- Exercise aim
Go through the entries below and collect each line with the string "then" in it.

---

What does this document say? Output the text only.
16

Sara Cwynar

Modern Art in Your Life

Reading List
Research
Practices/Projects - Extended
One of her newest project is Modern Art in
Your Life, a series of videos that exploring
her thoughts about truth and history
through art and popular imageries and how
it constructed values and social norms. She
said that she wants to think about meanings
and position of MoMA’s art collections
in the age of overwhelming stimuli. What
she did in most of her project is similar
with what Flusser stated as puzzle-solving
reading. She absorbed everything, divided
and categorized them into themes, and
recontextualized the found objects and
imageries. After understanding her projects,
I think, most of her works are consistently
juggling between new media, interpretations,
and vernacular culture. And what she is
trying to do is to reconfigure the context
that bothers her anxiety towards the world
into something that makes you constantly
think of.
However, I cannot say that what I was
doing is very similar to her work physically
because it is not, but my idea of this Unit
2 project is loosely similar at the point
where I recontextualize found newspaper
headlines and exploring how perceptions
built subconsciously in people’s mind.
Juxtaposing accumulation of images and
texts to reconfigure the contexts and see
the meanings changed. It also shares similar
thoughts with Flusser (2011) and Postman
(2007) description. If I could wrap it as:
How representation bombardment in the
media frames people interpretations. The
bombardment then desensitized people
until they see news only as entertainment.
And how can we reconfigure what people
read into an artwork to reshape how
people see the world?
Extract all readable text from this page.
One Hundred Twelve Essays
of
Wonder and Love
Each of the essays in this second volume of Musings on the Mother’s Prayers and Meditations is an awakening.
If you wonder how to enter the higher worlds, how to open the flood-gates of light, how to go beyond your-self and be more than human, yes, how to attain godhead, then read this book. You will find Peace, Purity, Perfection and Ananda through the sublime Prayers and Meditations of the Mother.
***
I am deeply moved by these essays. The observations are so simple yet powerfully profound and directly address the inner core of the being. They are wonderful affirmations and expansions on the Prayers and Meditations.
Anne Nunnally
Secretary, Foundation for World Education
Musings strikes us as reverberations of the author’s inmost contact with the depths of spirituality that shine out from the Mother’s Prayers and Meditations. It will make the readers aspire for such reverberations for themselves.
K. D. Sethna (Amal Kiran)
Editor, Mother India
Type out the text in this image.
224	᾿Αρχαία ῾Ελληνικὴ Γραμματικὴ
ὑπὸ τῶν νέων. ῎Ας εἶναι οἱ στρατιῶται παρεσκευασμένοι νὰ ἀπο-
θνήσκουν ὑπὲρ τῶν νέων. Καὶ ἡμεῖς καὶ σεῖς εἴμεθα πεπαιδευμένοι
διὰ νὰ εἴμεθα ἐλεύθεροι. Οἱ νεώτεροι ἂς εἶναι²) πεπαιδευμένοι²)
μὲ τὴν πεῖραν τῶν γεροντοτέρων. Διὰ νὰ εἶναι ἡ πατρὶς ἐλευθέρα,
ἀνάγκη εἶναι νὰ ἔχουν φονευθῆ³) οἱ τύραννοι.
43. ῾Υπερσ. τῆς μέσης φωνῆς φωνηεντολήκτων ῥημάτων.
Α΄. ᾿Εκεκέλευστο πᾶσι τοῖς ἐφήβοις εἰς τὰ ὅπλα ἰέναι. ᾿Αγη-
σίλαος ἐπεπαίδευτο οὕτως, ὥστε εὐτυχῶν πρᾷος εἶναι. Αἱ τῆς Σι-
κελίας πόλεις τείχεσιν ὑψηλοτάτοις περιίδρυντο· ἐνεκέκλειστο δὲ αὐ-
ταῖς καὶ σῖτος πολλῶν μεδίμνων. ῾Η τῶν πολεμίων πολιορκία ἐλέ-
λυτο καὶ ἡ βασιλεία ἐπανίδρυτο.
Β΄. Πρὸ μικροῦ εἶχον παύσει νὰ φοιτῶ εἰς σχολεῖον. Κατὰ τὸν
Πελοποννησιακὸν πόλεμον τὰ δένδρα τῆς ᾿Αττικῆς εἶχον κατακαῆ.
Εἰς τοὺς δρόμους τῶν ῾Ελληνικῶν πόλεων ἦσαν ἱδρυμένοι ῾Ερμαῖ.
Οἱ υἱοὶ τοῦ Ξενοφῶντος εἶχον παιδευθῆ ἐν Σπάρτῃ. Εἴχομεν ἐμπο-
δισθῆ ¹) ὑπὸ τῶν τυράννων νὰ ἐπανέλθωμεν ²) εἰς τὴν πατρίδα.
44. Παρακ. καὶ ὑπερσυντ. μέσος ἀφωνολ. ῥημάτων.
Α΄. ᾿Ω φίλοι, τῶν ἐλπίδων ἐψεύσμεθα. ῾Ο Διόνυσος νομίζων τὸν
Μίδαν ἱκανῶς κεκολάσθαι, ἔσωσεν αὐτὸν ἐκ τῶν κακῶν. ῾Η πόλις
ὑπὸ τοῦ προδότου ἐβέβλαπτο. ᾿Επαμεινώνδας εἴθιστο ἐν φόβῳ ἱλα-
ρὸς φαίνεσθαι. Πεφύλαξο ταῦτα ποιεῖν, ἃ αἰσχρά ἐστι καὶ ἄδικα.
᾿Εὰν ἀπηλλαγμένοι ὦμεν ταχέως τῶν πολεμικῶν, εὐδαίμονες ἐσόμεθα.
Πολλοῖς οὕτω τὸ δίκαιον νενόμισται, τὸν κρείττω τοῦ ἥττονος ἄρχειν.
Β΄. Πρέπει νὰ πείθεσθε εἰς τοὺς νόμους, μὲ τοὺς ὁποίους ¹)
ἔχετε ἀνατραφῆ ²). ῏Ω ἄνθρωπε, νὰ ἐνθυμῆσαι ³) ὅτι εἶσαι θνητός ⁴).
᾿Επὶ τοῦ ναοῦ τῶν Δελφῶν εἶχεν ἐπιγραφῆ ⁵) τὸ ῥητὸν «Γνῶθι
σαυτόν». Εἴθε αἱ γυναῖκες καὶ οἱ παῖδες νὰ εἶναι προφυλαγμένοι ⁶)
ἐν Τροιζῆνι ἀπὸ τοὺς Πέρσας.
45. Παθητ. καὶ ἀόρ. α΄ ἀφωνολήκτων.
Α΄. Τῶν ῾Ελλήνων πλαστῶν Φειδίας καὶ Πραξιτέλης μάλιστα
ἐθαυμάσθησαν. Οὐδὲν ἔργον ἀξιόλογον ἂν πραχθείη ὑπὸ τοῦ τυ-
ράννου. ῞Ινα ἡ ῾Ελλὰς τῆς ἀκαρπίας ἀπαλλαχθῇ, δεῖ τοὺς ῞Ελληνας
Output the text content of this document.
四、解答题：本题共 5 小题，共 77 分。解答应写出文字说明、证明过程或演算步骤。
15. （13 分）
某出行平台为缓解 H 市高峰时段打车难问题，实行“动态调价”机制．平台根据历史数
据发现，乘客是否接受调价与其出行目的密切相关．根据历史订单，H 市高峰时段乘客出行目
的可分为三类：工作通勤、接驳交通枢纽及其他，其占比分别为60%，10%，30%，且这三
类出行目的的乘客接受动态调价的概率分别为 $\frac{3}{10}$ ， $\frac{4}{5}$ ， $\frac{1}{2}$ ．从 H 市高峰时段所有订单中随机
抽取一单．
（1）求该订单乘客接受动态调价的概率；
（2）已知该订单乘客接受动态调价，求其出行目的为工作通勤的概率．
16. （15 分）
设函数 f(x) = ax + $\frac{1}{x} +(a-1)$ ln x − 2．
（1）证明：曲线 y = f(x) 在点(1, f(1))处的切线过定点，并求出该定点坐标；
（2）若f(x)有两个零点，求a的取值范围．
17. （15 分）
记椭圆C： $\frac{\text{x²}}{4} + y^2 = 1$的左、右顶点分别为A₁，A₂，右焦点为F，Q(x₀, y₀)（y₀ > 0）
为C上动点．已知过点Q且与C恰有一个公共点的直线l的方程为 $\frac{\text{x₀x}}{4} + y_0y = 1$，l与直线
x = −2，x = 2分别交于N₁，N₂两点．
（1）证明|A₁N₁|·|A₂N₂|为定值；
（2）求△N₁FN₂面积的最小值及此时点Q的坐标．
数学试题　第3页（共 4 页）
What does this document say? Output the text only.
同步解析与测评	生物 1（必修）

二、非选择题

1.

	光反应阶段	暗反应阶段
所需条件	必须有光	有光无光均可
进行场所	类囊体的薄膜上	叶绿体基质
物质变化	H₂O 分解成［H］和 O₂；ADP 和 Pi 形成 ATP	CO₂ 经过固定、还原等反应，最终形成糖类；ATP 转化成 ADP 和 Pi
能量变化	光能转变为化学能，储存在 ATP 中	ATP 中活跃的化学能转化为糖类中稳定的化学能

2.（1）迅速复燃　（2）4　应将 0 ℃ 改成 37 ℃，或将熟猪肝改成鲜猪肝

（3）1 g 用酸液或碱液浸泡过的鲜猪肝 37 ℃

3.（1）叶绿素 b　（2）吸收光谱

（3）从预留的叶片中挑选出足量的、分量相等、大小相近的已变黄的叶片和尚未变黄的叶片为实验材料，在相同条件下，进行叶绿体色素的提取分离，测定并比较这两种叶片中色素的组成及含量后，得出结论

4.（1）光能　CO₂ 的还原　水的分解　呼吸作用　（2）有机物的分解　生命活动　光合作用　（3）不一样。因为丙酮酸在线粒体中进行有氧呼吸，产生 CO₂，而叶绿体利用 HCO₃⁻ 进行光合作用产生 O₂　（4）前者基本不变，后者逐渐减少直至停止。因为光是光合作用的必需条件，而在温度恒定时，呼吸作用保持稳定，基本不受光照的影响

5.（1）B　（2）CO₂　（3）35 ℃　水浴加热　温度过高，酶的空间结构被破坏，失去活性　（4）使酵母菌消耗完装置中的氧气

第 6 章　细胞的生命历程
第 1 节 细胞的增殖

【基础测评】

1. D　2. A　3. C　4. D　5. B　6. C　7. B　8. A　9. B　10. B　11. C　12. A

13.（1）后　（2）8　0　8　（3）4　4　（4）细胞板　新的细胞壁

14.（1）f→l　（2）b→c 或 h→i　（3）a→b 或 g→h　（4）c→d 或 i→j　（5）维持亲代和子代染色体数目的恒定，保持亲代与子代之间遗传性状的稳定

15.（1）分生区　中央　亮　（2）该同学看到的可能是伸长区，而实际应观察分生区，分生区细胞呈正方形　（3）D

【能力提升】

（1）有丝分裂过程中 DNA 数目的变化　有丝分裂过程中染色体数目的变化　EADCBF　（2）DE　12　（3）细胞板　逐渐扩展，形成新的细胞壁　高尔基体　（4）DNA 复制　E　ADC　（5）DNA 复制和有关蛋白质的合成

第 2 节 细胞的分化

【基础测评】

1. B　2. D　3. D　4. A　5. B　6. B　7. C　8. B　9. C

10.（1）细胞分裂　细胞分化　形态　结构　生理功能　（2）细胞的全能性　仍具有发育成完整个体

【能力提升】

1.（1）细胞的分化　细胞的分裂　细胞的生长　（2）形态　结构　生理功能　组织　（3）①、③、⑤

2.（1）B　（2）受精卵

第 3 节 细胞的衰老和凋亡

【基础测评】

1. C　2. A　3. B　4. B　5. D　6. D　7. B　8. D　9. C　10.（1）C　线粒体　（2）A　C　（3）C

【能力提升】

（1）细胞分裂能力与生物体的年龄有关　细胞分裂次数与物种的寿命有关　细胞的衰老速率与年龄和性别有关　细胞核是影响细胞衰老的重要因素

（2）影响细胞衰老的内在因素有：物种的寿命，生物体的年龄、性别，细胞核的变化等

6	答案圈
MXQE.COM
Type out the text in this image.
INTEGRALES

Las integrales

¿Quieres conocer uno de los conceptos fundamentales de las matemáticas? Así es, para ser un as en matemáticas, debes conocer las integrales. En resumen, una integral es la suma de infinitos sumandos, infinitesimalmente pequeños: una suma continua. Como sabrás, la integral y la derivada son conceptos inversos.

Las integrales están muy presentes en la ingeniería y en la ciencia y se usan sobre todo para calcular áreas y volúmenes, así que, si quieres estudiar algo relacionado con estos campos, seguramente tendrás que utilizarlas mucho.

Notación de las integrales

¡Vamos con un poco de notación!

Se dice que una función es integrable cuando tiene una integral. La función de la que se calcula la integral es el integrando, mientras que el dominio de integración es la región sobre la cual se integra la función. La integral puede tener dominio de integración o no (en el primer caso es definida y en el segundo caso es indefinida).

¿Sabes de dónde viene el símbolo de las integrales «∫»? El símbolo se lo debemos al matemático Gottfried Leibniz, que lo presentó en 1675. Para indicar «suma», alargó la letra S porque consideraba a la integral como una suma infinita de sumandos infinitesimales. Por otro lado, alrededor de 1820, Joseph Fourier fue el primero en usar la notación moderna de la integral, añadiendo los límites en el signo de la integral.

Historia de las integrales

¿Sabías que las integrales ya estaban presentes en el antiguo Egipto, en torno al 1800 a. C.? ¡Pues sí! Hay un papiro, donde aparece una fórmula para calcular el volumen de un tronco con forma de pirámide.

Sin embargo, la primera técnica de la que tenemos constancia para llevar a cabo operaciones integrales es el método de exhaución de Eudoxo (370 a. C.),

---

- Final result
bombardment then desensitized people
If you wonder how to enter the higher worlds, how to open the flood-gates of light, how to go beyond your-self and be more than human, yes, how to attain godhead, then read this book. You will find Peace, Purity, Perfection and Ananda through the sublime Prayers and Meditations of the Mother.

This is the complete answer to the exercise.